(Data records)

▬▬▬▬▬▬

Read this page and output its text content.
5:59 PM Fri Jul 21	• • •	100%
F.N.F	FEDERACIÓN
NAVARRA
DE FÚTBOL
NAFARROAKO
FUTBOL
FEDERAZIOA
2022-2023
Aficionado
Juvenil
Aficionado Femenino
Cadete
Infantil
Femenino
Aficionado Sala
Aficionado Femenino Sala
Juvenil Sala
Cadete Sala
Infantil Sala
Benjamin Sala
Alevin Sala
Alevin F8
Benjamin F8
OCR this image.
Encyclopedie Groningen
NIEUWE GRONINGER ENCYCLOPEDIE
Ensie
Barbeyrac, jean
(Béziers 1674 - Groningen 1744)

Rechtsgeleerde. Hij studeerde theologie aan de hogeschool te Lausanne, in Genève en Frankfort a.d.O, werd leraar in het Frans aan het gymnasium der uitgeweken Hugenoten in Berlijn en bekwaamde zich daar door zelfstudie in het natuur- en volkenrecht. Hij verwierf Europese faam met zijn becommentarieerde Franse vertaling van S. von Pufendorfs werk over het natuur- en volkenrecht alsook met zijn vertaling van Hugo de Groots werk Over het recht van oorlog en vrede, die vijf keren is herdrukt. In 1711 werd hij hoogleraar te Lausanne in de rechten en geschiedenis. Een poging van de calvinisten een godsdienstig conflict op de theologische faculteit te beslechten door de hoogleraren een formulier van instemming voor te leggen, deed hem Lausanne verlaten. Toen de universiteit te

▬▬▬▬▬▬

What is being asked >> Please give back all of the records exactly as written.

Completed exercise >>
Read this page and output its text content.
5:59 PM Fri Jul 21	• • •	100%
F.N.F	FEDERACIÓN
NAVARRA
DE FÚTBOL
NAFARROAKO
FUTBOL
FEDERAZIOA
2022-2023
Aficionado
Juvenil
Aficionado Femenino
Cadete
Infantil
Femenino
Aficionado Sala
Aficionado Femenino Sala
Juvenil Sala
Cadete Sala
Infantil Sala
Benjamin Sala
Alevin Sala
Alevin F8
Benjamin F8
OCR this image.
Encyclopedie Groningen
NIEUWE GRONINGER ENCYCLOPEDIE
Ensie
Barbeyrac, jean
(Béziers 1674 - Groningen 1744)

Rechtsgeleerde. Hij studeerde theologie aan de hogeschool te Lausanne, in Genève en Frankfort a.d.O, werd leraar in het Frans aan het gymnasium der uitgeweken Hugenoten in Berlijn en bekwaamde zich daar door zelfstudie in het natuur- en volkenrecht. Hij verwierf Europese faam met zijn becommentarieerde Franse vertaling van S. von Pufendorfs werk over het natuur- en volkenrecht alsook met zijn vertaling van Hugo de Groots werk Over het recht van oorlog en vrede, die vijf keren is herdrukt. In 1711 werd hij hoogleraar te Lausanne in de rechten en geschiedenis. Een poging van de calvinisten een godsdienstig conflict op de theologische faculteit te beslechten door de hoogleraren een formulier van instemming voor te leggen, deed hem Lausanne verlaten. Toen de universiteit te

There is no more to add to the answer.